## Work to complete
Omit the images. Copy each entry word for word.
--- BEGIN ---
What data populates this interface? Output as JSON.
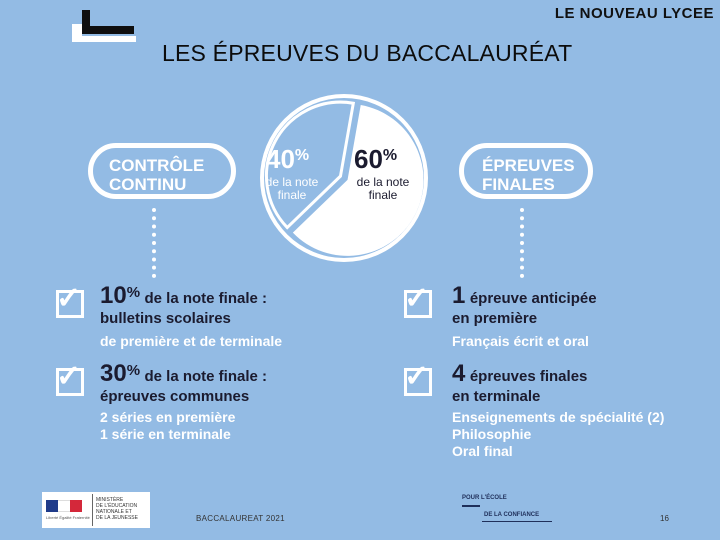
{
  "header": {
    "label": "LE NOUVEAU LYCEE"
  },
  "title": "LES ÉPREUVES DU BACCALAURÉAT",
  "pie": {
    "left": {
      "pct": "40",
      "sign": "%",
      "sub": "de la note finale",
      "value": 40
    },
    "right": {
      "pct": "60",
      "sign": "%",
      "sub": "de la note finale",
      "value": 60
    }
  },
  "pills": {
    "left": [
      "CONTRÔLE",
      "CONTINU"
    ],
    "right": [
      "ÉPREUVES",
      "FINALES"
    ]
  },
  "left_blocks": [
    {
      "num": "10",
      "sign": "%",
      "lead": "de la note finale :",
      "sub": [
        "bulletins scolaires"
      ],
      "notes": [
        "de première et de terminale"
      ]
    },
    {
      "num": "30",
      "sign": "%",
      "lead": "de la note finale :",
      "sub": [
        "épreuves communes"
      ],
      "notes": [
        "2 séries en première",
        "1 série en terminale"
      ]
    }
  ],
  "right_blocks": [
    {
      "num": "1",
      "lead": "épreuve anticipée",
      "sub": [
        "en première"
      ],
      "notes": [
        "Français écrit et oral"
      ]
    },
    {
      "num": "4",
      "lead": "épreuves finales",
      "sub": [
        "en terminale"
      ],
      "notes": [
        "Enseignements de spécialité (2)",
        "Philosophie",
        "Oral final"
      ]
    }
  ],
  "footer": {
    "ministry": [
      "MINISTÈRE",
      "DE L'ÉDUCATION",
      "NATIONALE ET",
      "DE LA JEUNESSE"
    ],
    "flag_caption": "Liberté Égalité Fraternité",
    "center": "BACCALAUREAT 2021",
    "ecole": [
      "POUR L'ÉCOLE",
      "DE LA CONFIANCE"
    ],
    "page": "16"
  },
  "colors": {
    "background": "#93bbe4",
    "dark": "#1b1b2f",
    "white": "#ffffff"
  }
}
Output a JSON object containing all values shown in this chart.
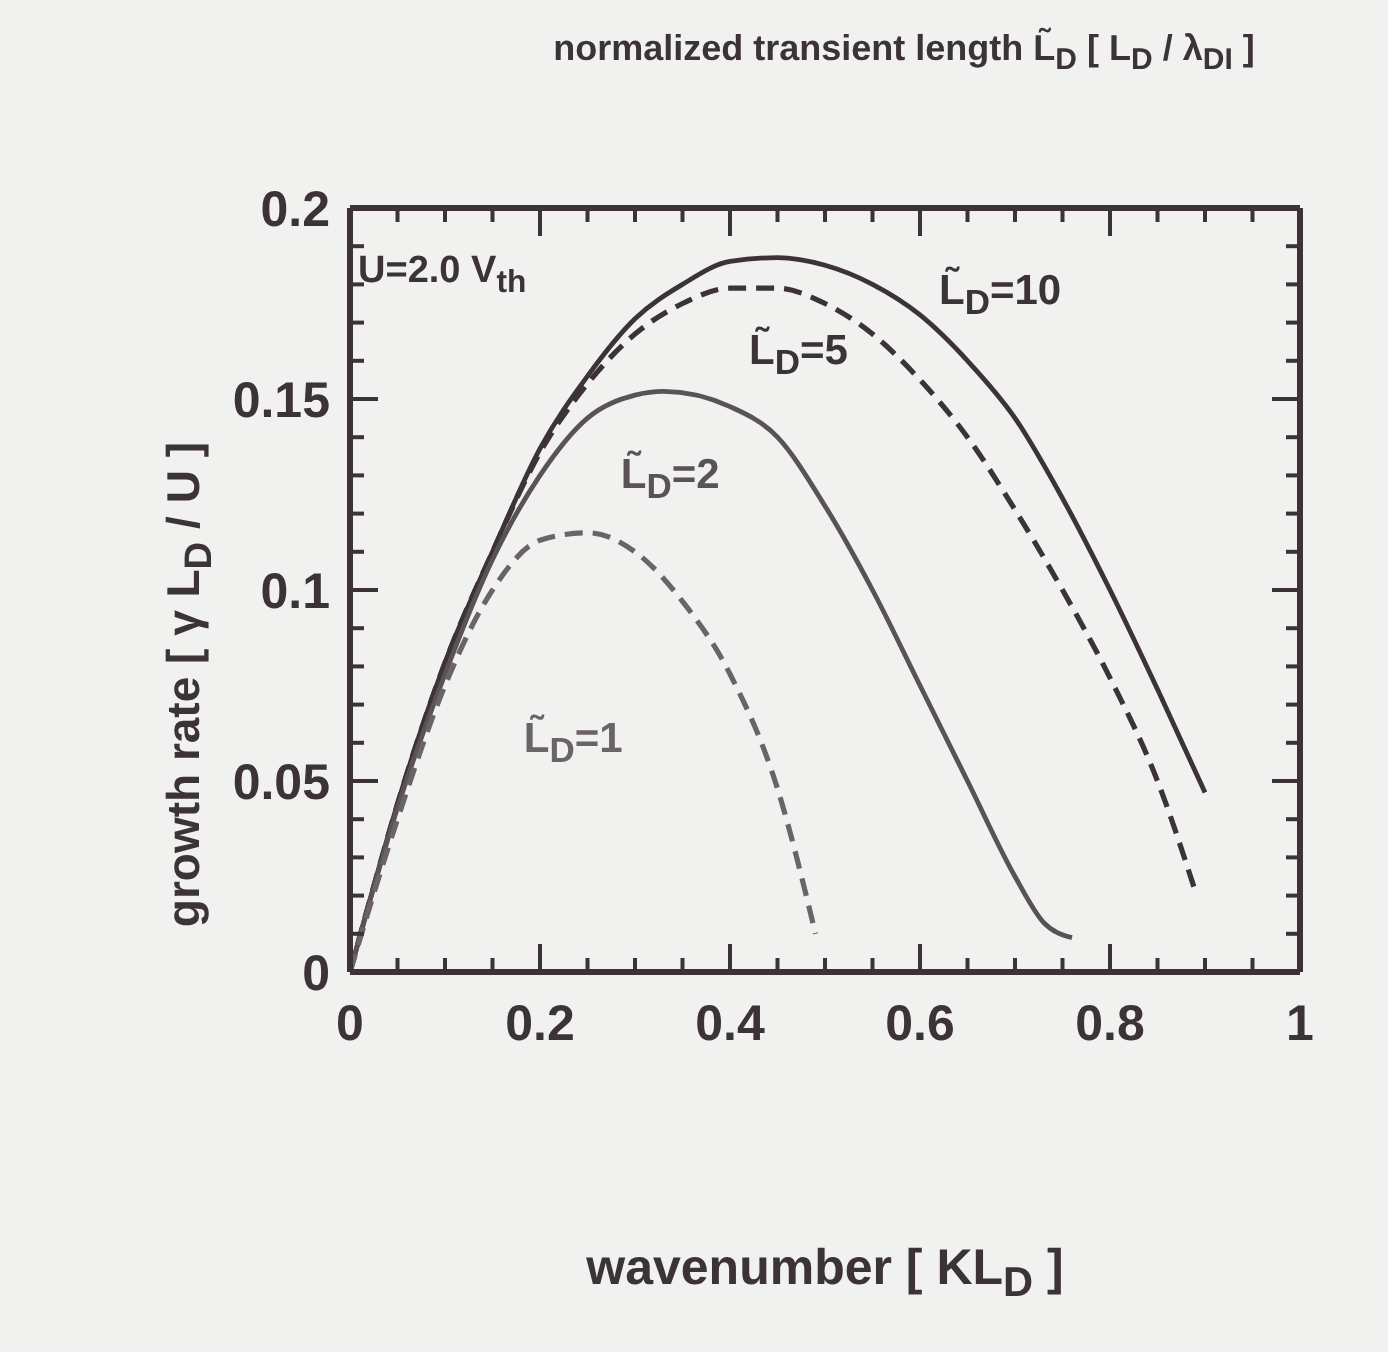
--- END ---
## Answer for this exercise
What data populates this interface? Output as JSON.
{
  "header": {
    "label": "LE NOUVEAU LYCEE"
  },
  "title": "LES ÉPREUVES DU BACCALAURÉAT",
  "pie": {
    "left": {
      "pct": "40",
      "sign": "%",
      "sub": "de la note finale",
      "value": 40
    },
    "right": {
      "pct": "60",
      "sign": "%",
      "sub": "de la note finale",
      "value": 60
    }
  },
  "pills": {
    "left": [
      "CONTRÔLE",
      "CONTINU"
    ],
    "right": [
      "ÉPREUVES",
      "FINALES"
    ]
  },
  "left_blocks": [
    {
      "num": "10",
      "sign": "%",
      "lead": "de la note finale :",
      "sub": [
        "bulletins scolaires"
      ],
      "notes": [
        "de première et de terminale"
      ]
    },
    {
      "num": "30",
      "sign": "%",
      "lead": "de la note finale :",
      "sub": [
        "épreuves communes"
      ],
      "notes": [
        "2 séries en première",
        "1 série en terminale"
      ]
    }
  ],
  "right_blocks": [
    {
      "num": "1",
      "lead": "épreuve anticipée",
      "sub": [
        "en première"
      ],
      "notes": [
        "Français écrit et oral"
      ]
    },
    {
      "num": "4",
      "lead": "épreuves finales",
      "sub": [
        "en terminale"
      ],
      "notes": [
        "Enseignements de spécialité (2)",
        "Philosophie",
        "Oral final"
      ]
    }
  ],
  "footer": {
    "ministry": [
      "MINISTÈRE",
      "DE L'ÉDUCATION",
      "NATIONALE ET",
      "DE LA JEUNESSE"
    ],
    "flag_caption": "Liberté Égalité Fraternité",
    "center": "BACCALAUREAT 2021",
    "ecole": [
      "POUR L'ÉCOLE",
      "DE LA CONFIANCE"
    ],
    "page": "16"
  },
  "colors": {
    "background": "#93bbe4",
    "dark": "#1b1b2f",
    "white": "#ffffff"
  }
}
Output a JSON object containing all values shown in this chart.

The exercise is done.